Task instructions:
Reproduce each of the entries below word for word, leaving out the pictures.

-*-

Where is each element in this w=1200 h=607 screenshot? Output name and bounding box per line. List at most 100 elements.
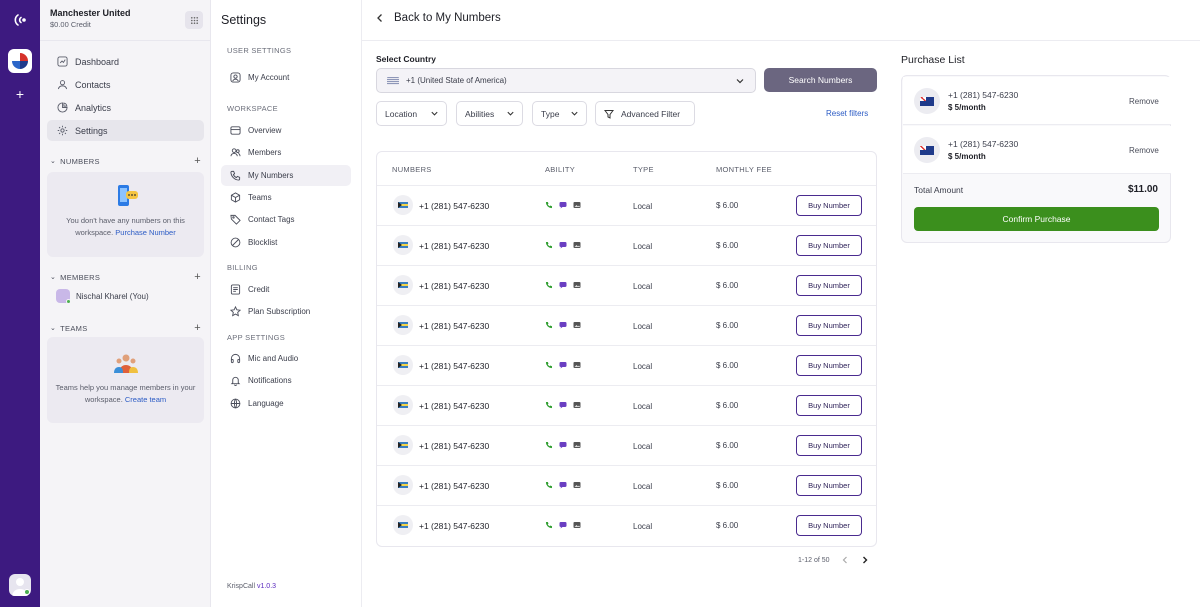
table-row: +1 (281) 547-6230 Local $ 6.00 Buy Number: [377, 386, 876, 426]
settings-item-language[interactable]: Language: [221, 393, 351, 414]
settings-item-label: My Numbers: [248, 171, 294, 180]
buy-number-button[interactable]: Buy Number: [796, 275, 862, 296]
purchase-item-price: $ 5/month: [948, 152, 986, 161]
mms-icon: [573, 521, 581, 529]
settings-item-my-account[interactable]: My Account: [221, 67, 351, 88]
create-team-link[interactable]: Create team: [124, 395, 167, 404]
teams-empty-text: Teams help you manage members in your wo…: [55, 383, 196, 404]
settings-item-credit[interactable]: Credit: [221, 279, 351, 300]
reset-filters-link[interactable]: Reset filters: [826, 109, 869, 118]
settings-item-contact-tags[interactable]: Contact Tags: [221, 209, 351, 230]
add-member-icon[interactable]: +: [194, 271, 201, 283]
numbers-section-header[interactable]: ⌄ NUMBERS +: [50, 155, 201, 167]
user-avatar[interactable]: [9, 574, 31, 596]
settings-item-label: Blocklist: [248, 238, 278, 247]
buy-number-button[interactable]: Buy Number: [796, 395, 862, 416]
chevron-down-icon: ⌄: [50, 274, 57, 281]
settings-item-members[interactable]: Members: [221, 142, 351, 163]
buy-number-button[interactable]: Buy Number: [796, 475, 862, 496]
nav-analytics[interactable]: Analytics: [47, 97, 204, 118]
settings-item-teams[interactable]: Teams: [221, 187, 351, 208]
bahamas-flag-icon: [393, 195, 413, 215]
buy-number-button[interactable]: Buy Number: [796, 195, 862, 216]
add-team-icon[interactable]: +: [194, 322, 201, 334]
settings-item-label: Teams: [248, 193, 272, 202]
monthly-fee: $ 6.00: [716, 441, 739, 450]
numbers-section-title: NUMBERS: [60, 156, 100, 166]
purchase-item: +1 (281) 547-6230 $ 5/month Remove: [903, 126, 1171, 174]
nav-contacts[interactable]: Contacts: [47, 74, 204, 95]
ability-icons: [545, 401, 581, 409]
phone-number: +1 (281) 547-6230: [419, 441, 490, 451]
bahamas-flag-icon: [393, 515, 413, 535]
purchase-list: +1 (281) 547-6230 $ 5/month Remove +1 (2…: [901, 75, 1171, 243]
credit-icon: [230, 284, 241, 295]
select-country-label: Select Country: [376, 54, 436, 64]
bahamas-flag-icon: [393, 315, 413, 335]
account-icon: [230, 72, 241, 83]
team-people-icon: [113, 352, 138, 374]
members-section-header[interactable]: ⌄ MEMBERS +: [50, 271, 201, 283]
call-icon: [545, 321, 553, 329]
abilities-filter[interactable]: Abilities: [456, 101, 523, 126]
chevron-down-icon: [736, 78, 744, 83]
ability-icons: [545, 441, 581, 449]
buy-number-button[interactable]: Buy Number: [796, 355, 862, 376]
call-icon: [545, 481, 553, 489]
krispcall-logo-icon: [12, 12, 28, 28]
country-select[interactable]: +1 (United State of America): [376, 68, 756, 93]
chevron-left-icon[interactable]: [840, 555, 850, 565]
location-filter[interactable]: Location: [376, 101, 447, 126]
settings-item-label: Language: [248, 399, 284, 408]
chevron-right-icon[interactable]: [860, 555, 870, 565]
chevron-down-icon: ⌄: [50, 325, 57, 332]
bahamas-flag-icon: [393, 475, 413, 495]
teams-empty-card: Teams help you manage members in your wo…: [47, 337, 204, 423]
member-avatar: [56, 289, 71, 304]
dialpad-icon[interactable]: [185, 11, 203, 29]
settings-item-overview[interactable]: Overview: [221, 120, 351, 141]
app-settings-heading: APP SETTINGS: [227, 333, 286, 342]
nav-settings[interactable]: Settings: [47, 120, 204, 141]
teams-section-header[interactable]: ⌄ TEAMS +: [50, 322, 201, 334]
search-numbers-button[interactable]: Search Numbers: [764, 68, 877, 92]
settings-item-my-numbers[interactable]: My Numbers: [221, 165, 351, 186]
online-status-dot: [66, 299, 71, 304]
settings-item-mic-audio[interactable]: Mic and Audio: [221, 348, 351, 369]
type-filter[interactable]: Type: [532, 101, 587, 126]
member-item[interactable]: Nischal Kharel (You): [56, 289, 149, 304]
phone-number: +1 (281) 547-6230: [419, 241, 490, 251]
mms-icon: [573, 241, 581, 249]
abilities-filter-label: Abilities: [465, 108, 495, 119]
back-button[interactable]: Back to My Numbers: [374, 12, 501, 24]
buy-number-button[interactable]: Buy Number: [796, 315, 862, 336]
phone-number: +1 (281) 547-6230: [419, 281, 490, 291]
remove-button[interactable]: Remove: [1129, 97, 1159, 106]
buy-number-button[interactable]: Buy Number: [796, 435, 862, 456]
confirm-purchase-button[interactable]: Confirm Purchase: [914, 207, 1159, 231]
number-type: Local: [633, 482, 653, 491]
settings-item-notifications[interactable]: Notifications: [221, 370, 351, 391]
numbers-empty-card: You don't have any numbers on this works…: [47, 172, 204, 257]
workspace-avatar[interactable]: [8, 49, 32, 73]
settings-item-blocklist[interactable]: Blocklist: [221, 232, 351, 253]
billing-heading: BILLING: [227, 263, 258, 272]
monthly-fee: $ 6.00: [716, 281, 739, 290]
table-row: +1 (281) 547-6230 Local $ 6.00 Buy Number: [377, 506, 876, 546]
advanced-filter-button[interactable]: Advanced Filter: [595, 101, 695, 126]
monthly-fee: $ 6.00: [716, 241, 739, 250]
call-icon: [545, 521, 553, 529]
nav-dashboard[interactable]: Dashboard: [47, 51, 204, 72]
gear-icon: [57, 125, 68, 136]
purchase-number-link[interactable]: Purchase Number: [115, 228, 176, 237]
add-workspace-icon[interactable]: +: [15, 86, 25, 102]
sms-icon: [559, 281, 567, 289]
settings-sidebar: Settings USER SETTINGS My Account WORKSP…: [211, 0, 362, 607]
remove-button[interactable]: Remove: [1129, 146, 1159, 155]
add-number-icon[interactable]: +: [194, 155, 201, 167]
buy-number-button[interactable]: Buy Number: [796, 515, 862, 536]
buy-number-button[interactable]: Buy Number: [796, 235, 862, 256]
settings-item-plan-subscription[interactable]: Plan Subscription: [221, 301, 351, 322]
block-icon: [230, 237, 241, 248]
phone-icon: [230, 170, 241, 181]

-*-

Solution to the problem:
Where is each element in this w=1200 h=607 screenshot? Output name and bounding box per line. List at most 100 elements.
table-row: +1 (281) 547-6230 Local $ 6.00 Buy Number: [377, 386, 876, 426]
settings-item-language[interactable]: Language: [221, 393, 351, 414]
settings-item-label: My Numbers: [248, 171, 294, 180]
buy-number-button[interactable]: Buy Number: [796, 275, 862, 296]
purchase-item-price: $ 5/month: [948, 152, 986, 161]
mms-icon: [573, 521, 581, 529]
settings-item-my-account[interactable]: My Account: [221, 67, 351, 88]
create-team-link[interactable]: Create team: [124, 395, 167, 404]
teams-empty-text: Teams help you manage members in your wo…: [55, 383, 196, 404]
settings-item-credit[interactable]: Credit: [221, 279, 351, 300]
reset-filters-link[interactable]: Reset filters: [826, 109, 869, 118]
settings-item-contact-tags[interactable]: Contact Tags: [221, 209, 351, 230]
add-member-icon[interactable]: +: [194, 271, 201, 283]
numbers-section-header[interactable]: ⌄ NUMBERS +: [50, 155, 201, 167]
user-avatar[interactable]: [9, 574, 31, 596]
settings-item-label: Blocklist: [248, 238, 278, 247]
buy-number-button[interactable]: Buy Number: [796, 395, 862, 416]
chevron-down-icon: ⌄: [50, 274, 57, 281]
settings-item-members[interactable]: Members: [221, 142, 351, 163]
buy-number-button[interactable]: Buy Number: [796, 475, 862, 496]
nav-analytics[interactable]: Analytics: [47, 97, 204, 118]
settings-item-teams[interactable]: Teams: [221, 187, 351, 208]
bahamas-flag-icon: [393, 195, 413, 215]
buy-number-button[interactable]: Buy Number: [796, 195, 862, 216]
add-team-icon[interactable]: +: [194, 322, 201, 334]
settings-item-label: Teams: [248, 193, 272, 202]
monthly-fee: $ 6.00: [716, 441, 739, 450]
numbers-section-title: NUMBERS: [60, 156, 100, 166]
purchase-item: +1 (281) 547-6230 $ 5/month Remove: [903, 126, 1171, 174]
nav-contacts[interactable]: Contacts: [47, 74, 204, 95]
ability-icons: [545, 401, 581, 409]
phone-number: +1 (281) 547-6230: [419, 441, 490, 451]
bahamas-flag-icon: [393, 515, 413, 535]
purchase-list: +1 (281) 547-6230 $ 5/month Remove +1 (2…: [901, 75, 1171, 243]
credit-icon: [230, 284, 241, 295]
select-country-label: Select Country: [376, 54, 436, 64]
bahamas-flag-icon: [393, 315, 413, 335]
account-icon: [230, 72, 241, 83]
team-people-icon: [113, 352, 138, 374]
members-section-header[interactable]: ⌄ MEMBERS +: [50, 271, 201, 283]
call-icon: [545, 321, 553, 329]
abilities-filter[interactable]: Abilities: [456, 101, 523, 126]
chevron-down-icon: [736, 78, 744, 83]
ability-icons: [545, 441, 581, 449]
buy-number-button[interactable]: Buy Number: [796, 355, 862, 376]
call-icon: [545, 481, 553, 489]
krispcall-logo-icon: [12, 12, 28, 28]
country-select[interactable]: +1 (United State of America): [376, 68, 756, 93]
chevron-left-icon[interactable]: [840, 555, 850, 565]
location-filter[interactable]: Location: [376, 101, 447, 126]
settings-item-label: Language: [248, 399, 284, 408]
chevron-right-icon[interactable]: [860, 555, 870, 565]
chevron-down-icon: ⌄: [50, 325, 57, 332]
bahamas-flag-icon: [393, 475, 413, 495]
teams-empty-card: Teams help you manage members in your wo…: [47, 337, 204, 423]
member-avatar: [56, 289, 71, 304]
dialpad-icon[interactable]: [185, 11, 203, 29]
settings-item-overview[interactable]: Overview: [221, 120, 351, 141]
app-settings-heading: APP SETTINGS: [227, 333, 286, 342]
nav-settings[interactable]: Settings: [47, 120, 204, 141]
teams-section-header[interactable]: ⌄ TEAMS +: [50, 322, 201, 334]
search-numbers-button[interactable]: Search Numbers: [764, 68, 877, 92]
settings-item-my-numbers[interactable]: My Numbers: [221, 165, 351, 186]
online-status-dot: [66, 299, 71, 304]
settings-item-mic-audio[interactable]: Mic and Audio: [221, 348, 351, 369]
type-filter[interactable]: Type: [532, 101, 587, 126]
member-item[interactable]: Nischal Kharel (You): [56, 289, 149, 304]
phone-number: +1 (281) 547-6230: [419, 241, 490, 251]
mms-icon: [573, 241, 581, 249]
abilities-filter-label: Abilities: [465, 108, 495, 119]
back-button[interactable]: Back to My Numbers: [374, 12, 501, 24]
buy-number-button[interactable]: Buy Number: [796, 315, 862, 336]
phone-number: +1 (281) 547-6230: [419, 281, 490, 291]
remove-button[interactable]: Remove: [1129, 97, 1159, 106]
buy-number-button[interactable]: Buy Number: [796, 435, 862, 456]
confirm-purchase-button[interactable]: Confirm Purchase: [914, 207, 1159, 231]
number-type: Local: [633, 482, 653, 491]
settings-item-notifications[interactable]: Notifications: [221, 370, 351, 391]
numbers-empty-card: You don't have any numbers on this works…: [47, 172, 204, 257]
workspace-avatar[interactable]: [8, 49, 32, 73]
settings-item-blocklist[interactable]: Blocklist: [221, 232, 351, 253]
billing-heading: BILLING: [227, 263, 258, 272]
monthly-fee: $ 6.00: [716, 281, 739, 290]
table-row: +1 (281) 547-6230 Local $ 6.00 Buy Number: [377, 506, 876, 546]
advanced-filter-button[interactable]: Advanced Filter: [595, 101, 695, 126]
monthly-fee: $ 6.00: [716, 241, 739, 250]
call-icon: [545, 521, 553, 529]
nav-dashboard[interactable]: Dashboard: [47, 51, 204, 72]
gear-icon: [57, 125, 68, 136]
purchase-number-link[interactable]: Purchase Number: [115, 228, 176, 237]
add-workspace-icon[interactable]: +: [15, 86, 25, 102]
sms-icon: [559, 281, 567, 289]
settings-sidebar: Settings USER SETTINGS My Account WORKSP…: [211, 0, 362, 607]
remove-button[interactable]: Remove: [1129, 146, 1159, 155]
add-number-icon[interactable]: +: [194, 155, 201, 167]
buy-number-button[interactable]: Buy Number: [796, 515, 862, 536]
buy-number-button[interactable]: Buy Number: [796, 235, 862, 256]
settings-item-plan-subscription[interactable]: Plan Subscription: [221, 301, 351, 322]
block-icon: [230, 237, 241, 248]
phone-icon: [230, 170, 241, 181]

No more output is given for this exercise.